What is expected:
Reproduce the entries verbatim from their first line through the line containing "- flash-ref-number: 1: [950, 720, 988, 798]", including that line, and output nothing further.

++++++++++

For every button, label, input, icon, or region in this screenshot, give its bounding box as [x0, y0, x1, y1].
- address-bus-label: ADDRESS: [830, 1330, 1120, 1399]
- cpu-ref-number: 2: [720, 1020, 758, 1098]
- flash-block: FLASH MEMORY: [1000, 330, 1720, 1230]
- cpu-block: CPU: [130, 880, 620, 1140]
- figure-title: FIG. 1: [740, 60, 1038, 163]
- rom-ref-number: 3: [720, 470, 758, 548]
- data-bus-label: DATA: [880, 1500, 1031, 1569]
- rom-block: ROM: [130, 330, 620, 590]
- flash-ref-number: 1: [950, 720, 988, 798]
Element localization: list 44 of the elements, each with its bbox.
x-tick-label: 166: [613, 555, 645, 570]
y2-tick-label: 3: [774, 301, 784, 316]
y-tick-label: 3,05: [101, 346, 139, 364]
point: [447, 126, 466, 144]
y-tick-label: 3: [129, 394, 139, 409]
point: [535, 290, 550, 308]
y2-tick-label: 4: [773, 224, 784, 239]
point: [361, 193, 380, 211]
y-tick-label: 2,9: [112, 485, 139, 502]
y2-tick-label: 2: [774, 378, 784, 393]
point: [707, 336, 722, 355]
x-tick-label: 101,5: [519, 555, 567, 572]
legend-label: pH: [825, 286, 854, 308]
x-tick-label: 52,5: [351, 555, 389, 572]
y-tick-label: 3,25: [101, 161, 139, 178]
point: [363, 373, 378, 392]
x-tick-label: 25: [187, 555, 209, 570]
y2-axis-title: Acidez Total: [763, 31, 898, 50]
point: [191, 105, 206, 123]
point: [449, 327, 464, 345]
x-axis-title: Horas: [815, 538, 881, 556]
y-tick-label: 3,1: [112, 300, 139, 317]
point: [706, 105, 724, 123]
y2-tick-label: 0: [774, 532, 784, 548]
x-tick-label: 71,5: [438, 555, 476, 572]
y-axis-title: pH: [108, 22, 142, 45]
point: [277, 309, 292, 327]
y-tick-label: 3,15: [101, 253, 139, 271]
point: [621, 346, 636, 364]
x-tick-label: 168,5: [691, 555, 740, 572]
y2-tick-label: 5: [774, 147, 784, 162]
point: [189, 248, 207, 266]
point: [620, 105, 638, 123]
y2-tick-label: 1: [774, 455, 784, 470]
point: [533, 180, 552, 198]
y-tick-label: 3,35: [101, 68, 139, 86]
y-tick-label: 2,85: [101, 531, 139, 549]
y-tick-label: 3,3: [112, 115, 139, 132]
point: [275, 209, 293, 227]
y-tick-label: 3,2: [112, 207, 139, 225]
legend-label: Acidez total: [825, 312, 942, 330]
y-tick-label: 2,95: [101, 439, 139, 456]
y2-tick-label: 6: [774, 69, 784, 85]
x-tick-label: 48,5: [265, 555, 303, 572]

++++++++++

Task solution:
For every button, label, input, icon, or region in this screenshot, give its bounding box as [x0, y0, x1, y1].
- address-bus-label: ADDRESS: [830, 1330, 1120, 1399]
- cpu-ref-number: 2: [720, 1020, 758, 1098]
- flash-block: FLASH MEMORY: [1000, 330, 1720, 1230]
- cpu-block: CPU: [130, 880, 620, 1140]
- figure-title: FIG. 1: [740, 60, 1038, 163]
- rom-ref-number: 3: [720, 470, 758, 548]
- data-bus-label: DATA: [880, 1500, 1031, 1569]
- rom-block: ROM: [130, 330, 620, 590]
- flash-ref-number: 1: [950, 720, 988, 798]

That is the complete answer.